-- Tâches à réaliser --
1) Indiquez si chaque affirmation s'accorde avec le récit. Répondez oui ou non et citez mot pour mot le passage qui tranche.
(a) Le trajet de La Bresse à Ramonchamp s'est fait à pied.
(b) L'oncle Camille Burey a offert l'hébergement sans aucune condition.
(c) L'usine textile tenue par les frères France existe encore aujourd'hui.
2) Recopiez à l'identique, s'il vous plaît, le passage du récit qui va de « Papa s'est mis » jusqu'à « revenue à Ramonchamp. ».

-- Texte choisi --
--------------------------------------------------
En 1939, je me trouvais toujours à La Bresse, j'avais 20 ans.
Papa s'est mis en ménage avec une dame avec qui je ne m'entendais pas. Un soir de 1939, ma marâtre a trouvé que j'étais revenue à la maison trop tard à son goût, elle a fermé la porte à clé et ne m'a plus laissée entrer. J'ai donc pris la décision de partir, de nuit, à pied et je suis revenue à Ramonchamp.
Je me souviens encore que j'ai quitté La Bresse à 3 heures du matin et que je suis arrivée à Ramonchamp vers sept, huit heures. Je suis allée me réfugier chez mon oncle Camille Burey. Il m'a dit qu'il voulait bien m'héberger mais qu'il fallait que je trouve un travail. J'ai trouvé un emploi chez Camille et Pierre France, deux frères qui tenaient l'usine textile qui se trouvait derrière la mairie de Ramonchamp et qui n'existe plus aujourd'hui.
--------------------------------------------------
-- Extrait des données --
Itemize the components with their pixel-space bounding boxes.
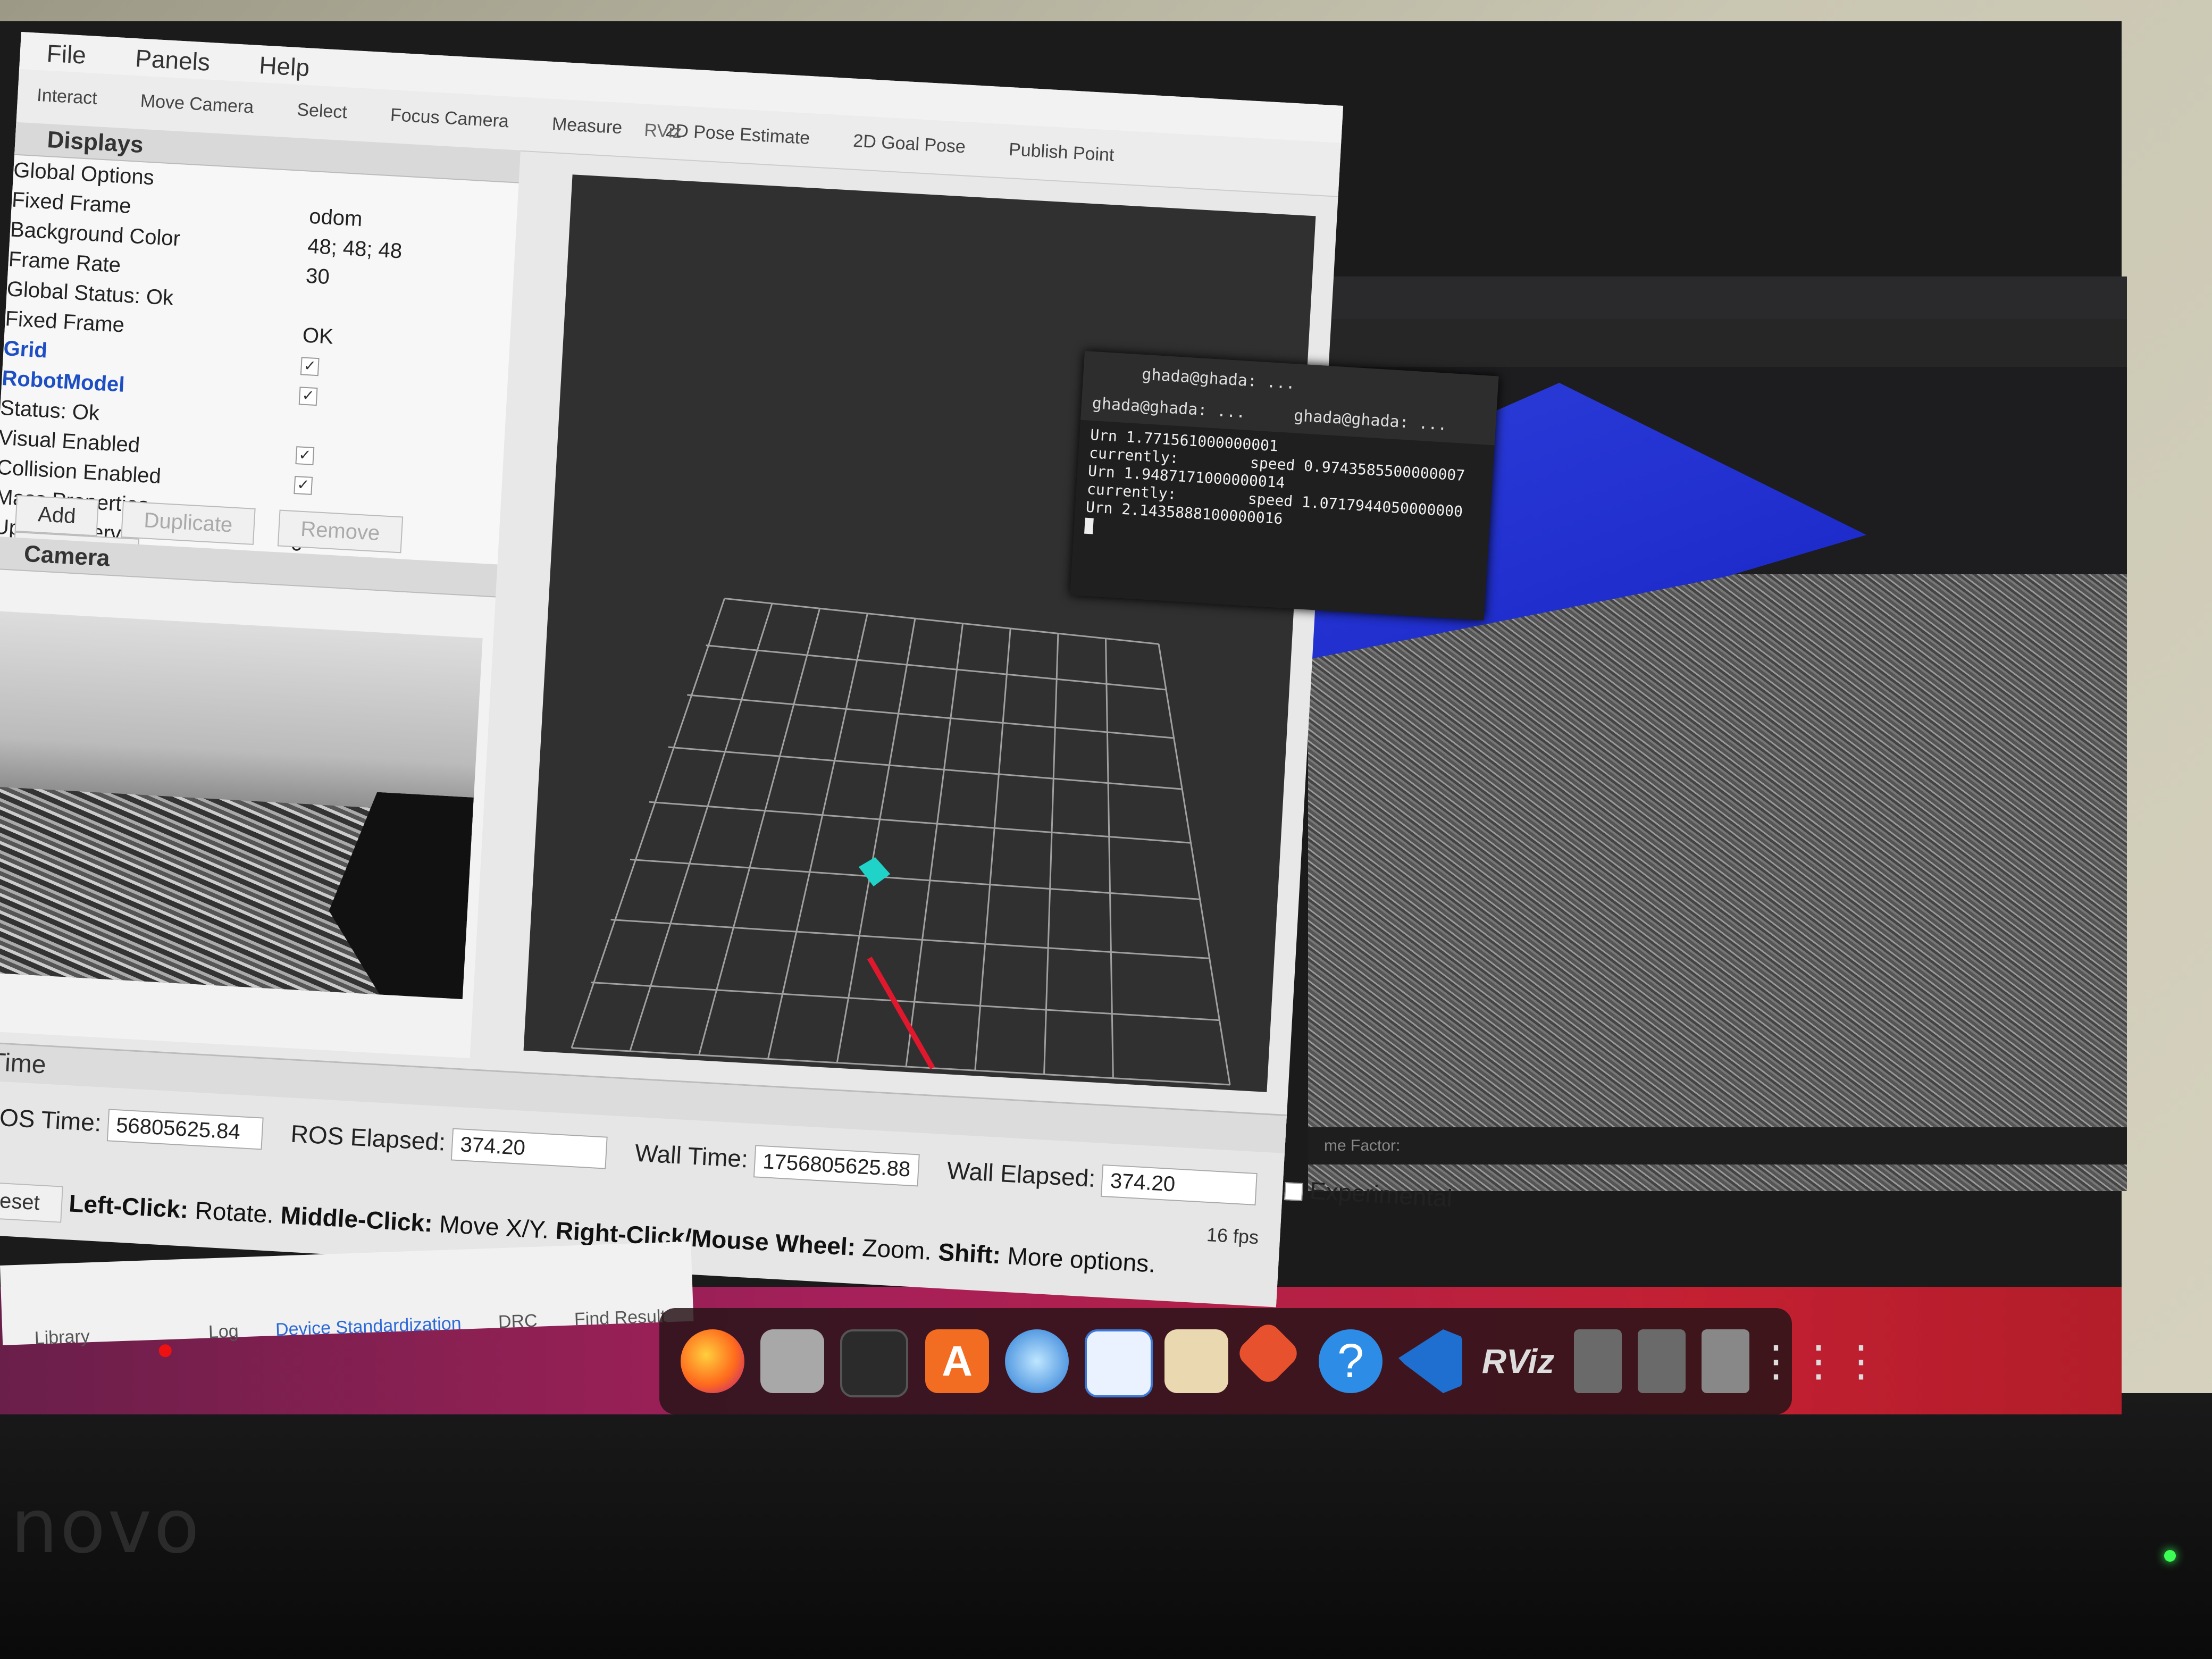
--------------------------------------------------
-- Corrigé des tâches --
1)
(a) Oui : « J'ai donc pris la décision de partir, de nuit, à pied »
(b) Non : « il fallait que je trouve un travail »
(c) Non : « qui n'existe plus aujourd'hui »

2)
Papa s'est mis en ménage avec une dame avec qui je ne m'entendais pas. Un soir de 1939, ma marâtre a trouvé que j'étais revenue à la maison trop tard à son goût, elle a fermé la porte à clé et ne m'a plus laissée entrer. J'ai donc pris la décision de partir, de nuit, à pied et je suis revenue à Ramonchamp.